Task: Copy out all lines with the word "this" in them.

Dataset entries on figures
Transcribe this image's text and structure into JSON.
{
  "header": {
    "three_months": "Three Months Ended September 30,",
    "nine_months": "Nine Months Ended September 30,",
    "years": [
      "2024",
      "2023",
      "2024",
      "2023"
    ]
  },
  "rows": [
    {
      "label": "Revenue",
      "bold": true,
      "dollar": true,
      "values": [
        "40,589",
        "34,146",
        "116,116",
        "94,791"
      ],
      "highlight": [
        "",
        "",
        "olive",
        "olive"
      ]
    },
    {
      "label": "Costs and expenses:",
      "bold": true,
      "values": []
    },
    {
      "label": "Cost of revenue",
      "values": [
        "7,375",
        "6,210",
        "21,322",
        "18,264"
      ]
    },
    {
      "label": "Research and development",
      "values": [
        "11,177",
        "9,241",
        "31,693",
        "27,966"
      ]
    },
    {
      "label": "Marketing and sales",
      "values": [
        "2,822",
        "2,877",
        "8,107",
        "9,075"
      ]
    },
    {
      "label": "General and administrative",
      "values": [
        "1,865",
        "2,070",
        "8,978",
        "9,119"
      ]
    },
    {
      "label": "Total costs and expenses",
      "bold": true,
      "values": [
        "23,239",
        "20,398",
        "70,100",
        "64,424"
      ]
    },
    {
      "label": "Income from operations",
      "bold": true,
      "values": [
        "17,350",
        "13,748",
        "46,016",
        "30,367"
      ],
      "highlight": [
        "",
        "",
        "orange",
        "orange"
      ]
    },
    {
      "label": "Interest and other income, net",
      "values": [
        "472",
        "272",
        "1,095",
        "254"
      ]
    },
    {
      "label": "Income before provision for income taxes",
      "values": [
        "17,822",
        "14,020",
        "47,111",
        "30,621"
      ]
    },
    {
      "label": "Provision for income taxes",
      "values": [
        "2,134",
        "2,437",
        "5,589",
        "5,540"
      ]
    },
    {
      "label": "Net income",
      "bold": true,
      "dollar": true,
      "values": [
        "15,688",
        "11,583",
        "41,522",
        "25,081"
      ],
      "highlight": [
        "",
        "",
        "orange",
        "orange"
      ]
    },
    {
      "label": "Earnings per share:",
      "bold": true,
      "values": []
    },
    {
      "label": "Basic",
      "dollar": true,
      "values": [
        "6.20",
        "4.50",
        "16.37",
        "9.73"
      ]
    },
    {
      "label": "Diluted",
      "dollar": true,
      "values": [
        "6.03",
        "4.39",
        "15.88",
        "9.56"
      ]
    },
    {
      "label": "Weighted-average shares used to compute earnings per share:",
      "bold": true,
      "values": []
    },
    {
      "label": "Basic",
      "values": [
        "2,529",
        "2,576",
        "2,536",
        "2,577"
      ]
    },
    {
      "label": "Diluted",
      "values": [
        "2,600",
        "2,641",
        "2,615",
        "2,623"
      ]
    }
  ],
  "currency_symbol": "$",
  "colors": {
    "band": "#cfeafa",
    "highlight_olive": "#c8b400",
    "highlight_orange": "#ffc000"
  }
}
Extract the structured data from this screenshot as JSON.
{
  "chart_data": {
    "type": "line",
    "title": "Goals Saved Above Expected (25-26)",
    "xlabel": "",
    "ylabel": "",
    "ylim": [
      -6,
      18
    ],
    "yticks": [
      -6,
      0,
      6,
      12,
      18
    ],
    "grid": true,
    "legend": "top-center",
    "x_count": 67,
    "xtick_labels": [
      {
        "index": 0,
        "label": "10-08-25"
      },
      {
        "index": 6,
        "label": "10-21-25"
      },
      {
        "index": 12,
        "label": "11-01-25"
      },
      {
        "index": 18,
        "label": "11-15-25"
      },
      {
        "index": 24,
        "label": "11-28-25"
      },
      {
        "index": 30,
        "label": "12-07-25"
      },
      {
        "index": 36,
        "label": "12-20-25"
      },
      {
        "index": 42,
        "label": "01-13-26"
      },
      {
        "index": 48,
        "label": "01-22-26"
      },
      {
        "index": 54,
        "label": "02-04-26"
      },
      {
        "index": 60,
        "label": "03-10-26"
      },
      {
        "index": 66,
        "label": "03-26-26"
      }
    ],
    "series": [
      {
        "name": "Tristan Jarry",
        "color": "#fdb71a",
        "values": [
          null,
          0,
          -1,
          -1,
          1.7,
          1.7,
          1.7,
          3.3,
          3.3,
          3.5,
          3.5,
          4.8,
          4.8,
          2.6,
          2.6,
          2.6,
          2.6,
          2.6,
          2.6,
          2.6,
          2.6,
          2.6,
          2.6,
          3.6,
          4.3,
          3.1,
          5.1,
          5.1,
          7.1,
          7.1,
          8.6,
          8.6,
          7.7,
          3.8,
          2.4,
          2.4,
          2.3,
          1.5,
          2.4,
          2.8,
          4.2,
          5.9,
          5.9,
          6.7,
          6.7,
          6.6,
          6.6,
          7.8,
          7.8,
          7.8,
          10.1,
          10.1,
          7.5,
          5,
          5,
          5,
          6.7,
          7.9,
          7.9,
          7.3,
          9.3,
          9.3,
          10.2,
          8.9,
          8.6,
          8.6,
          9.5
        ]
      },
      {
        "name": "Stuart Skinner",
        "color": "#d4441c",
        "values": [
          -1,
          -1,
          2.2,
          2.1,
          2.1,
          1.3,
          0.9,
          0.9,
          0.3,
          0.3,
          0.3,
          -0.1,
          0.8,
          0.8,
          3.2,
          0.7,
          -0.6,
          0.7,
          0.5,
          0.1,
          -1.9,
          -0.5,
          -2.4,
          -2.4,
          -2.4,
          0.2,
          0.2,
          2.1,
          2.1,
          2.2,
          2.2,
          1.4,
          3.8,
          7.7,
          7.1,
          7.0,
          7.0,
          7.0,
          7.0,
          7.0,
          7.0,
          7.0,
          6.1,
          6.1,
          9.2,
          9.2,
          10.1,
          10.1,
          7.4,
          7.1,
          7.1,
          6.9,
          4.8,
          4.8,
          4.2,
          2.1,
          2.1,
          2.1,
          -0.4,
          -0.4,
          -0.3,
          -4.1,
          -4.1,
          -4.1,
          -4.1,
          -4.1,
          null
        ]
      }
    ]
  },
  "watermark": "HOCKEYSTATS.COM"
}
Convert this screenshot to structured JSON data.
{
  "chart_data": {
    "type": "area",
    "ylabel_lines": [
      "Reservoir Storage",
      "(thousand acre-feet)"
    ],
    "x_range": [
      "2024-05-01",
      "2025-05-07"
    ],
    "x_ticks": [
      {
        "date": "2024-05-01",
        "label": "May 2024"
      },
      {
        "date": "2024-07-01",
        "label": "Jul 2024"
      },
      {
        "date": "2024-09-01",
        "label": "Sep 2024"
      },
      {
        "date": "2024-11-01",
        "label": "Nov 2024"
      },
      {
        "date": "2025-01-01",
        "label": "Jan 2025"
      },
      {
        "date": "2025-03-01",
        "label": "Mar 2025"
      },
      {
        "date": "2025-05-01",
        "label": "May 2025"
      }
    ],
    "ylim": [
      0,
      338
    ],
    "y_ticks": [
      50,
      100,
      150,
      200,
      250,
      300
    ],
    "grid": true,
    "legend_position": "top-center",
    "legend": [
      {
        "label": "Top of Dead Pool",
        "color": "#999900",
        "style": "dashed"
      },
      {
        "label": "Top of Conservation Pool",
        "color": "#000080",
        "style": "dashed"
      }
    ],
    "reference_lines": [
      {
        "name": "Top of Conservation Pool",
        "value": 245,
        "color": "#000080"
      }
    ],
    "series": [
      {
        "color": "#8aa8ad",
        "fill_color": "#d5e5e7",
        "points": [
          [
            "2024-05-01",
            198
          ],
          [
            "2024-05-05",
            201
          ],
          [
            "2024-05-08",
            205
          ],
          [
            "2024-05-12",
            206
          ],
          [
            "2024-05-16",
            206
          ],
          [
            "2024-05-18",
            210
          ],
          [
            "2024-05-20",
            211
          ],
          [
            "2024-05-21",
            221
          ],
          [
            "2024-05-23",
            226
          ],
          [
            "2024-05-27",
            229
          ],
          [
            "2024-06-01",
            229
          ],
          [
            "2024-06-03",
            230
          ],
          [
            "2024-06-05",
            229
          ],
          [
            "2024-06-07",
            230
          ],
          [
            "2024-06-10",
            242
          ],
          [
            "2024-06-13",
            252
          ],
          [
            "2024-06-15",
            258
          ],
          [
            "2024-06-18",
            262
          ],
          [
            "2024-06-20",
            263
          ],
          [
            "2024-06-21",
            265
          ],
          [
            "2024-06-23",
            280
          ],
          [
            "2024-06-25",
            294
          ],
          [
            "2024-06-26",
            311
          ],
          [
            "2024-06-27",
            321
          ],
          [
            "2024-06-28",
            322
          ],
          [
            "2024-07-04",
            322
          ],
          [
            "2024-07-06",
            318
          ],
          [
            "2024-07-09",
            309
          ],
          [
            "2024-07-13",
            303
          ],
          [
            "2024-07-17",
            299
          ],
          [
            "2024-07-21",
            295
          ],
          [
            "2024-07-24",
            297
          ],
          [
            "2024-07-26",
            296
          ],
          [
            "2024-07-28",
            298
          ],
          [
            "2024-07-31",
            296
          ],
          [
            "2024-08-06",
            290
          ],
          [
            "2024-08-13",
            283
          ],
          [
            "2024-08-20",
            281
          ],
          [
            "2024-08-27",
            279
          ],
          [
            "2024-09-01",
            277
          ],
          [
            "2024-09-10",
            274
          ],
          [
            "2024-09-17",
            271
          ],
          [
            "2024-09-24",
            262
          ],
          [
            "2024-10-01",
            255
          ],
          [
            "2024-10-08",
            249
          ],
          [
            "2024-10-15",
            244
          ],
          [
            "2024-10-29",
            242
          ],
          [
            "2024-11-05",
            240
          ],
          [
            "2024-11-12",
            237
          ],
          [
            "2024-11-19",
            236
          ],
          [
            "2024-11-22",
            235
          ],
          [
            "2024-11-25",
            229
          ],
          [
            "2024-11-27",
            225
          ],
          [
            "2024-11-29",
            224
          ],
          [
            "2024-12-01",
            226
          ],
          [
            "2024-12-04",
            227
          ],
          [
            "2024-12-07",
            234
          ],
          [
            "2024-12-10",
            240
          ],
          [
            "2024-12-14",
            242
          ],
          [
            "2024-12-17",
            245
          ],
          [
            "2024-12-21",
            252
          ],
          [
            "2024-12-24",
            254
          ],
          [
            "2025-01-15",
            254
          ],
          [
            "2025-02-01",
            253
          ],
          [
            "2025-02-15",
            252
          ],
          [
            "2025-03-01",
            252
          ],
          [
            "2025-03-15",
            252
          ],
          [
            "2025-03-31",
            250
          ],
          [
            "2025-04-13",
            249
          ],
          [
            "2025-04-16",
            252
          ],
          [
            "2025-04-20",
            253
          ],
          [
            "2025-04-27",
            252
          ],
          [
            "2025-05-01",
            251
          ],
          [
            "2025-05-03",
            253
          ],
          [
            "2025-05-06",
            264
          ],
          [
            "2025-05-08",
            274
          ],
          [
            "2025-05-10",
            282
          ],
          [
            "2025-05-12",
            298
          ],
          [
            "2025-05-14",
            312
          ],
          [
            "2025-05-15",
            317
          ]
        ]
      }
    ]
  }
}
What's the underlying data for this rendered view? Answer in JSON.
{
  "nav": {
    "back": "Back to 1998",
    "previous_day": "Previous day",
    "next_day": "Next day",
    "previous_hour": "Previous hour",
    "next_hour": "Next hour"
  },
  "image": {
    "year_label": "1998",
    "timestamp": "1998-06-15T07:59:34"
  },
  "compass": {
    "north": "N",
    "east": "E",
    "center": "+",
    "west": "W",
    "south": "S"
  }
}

Task response:
Transcribe this image's text and structure into JSON.
Extract the structured data from this screenshot as JSON.
Convert this screenshot to structured JSON data.
What's the underlying data for this rendered view? Answer in JSON.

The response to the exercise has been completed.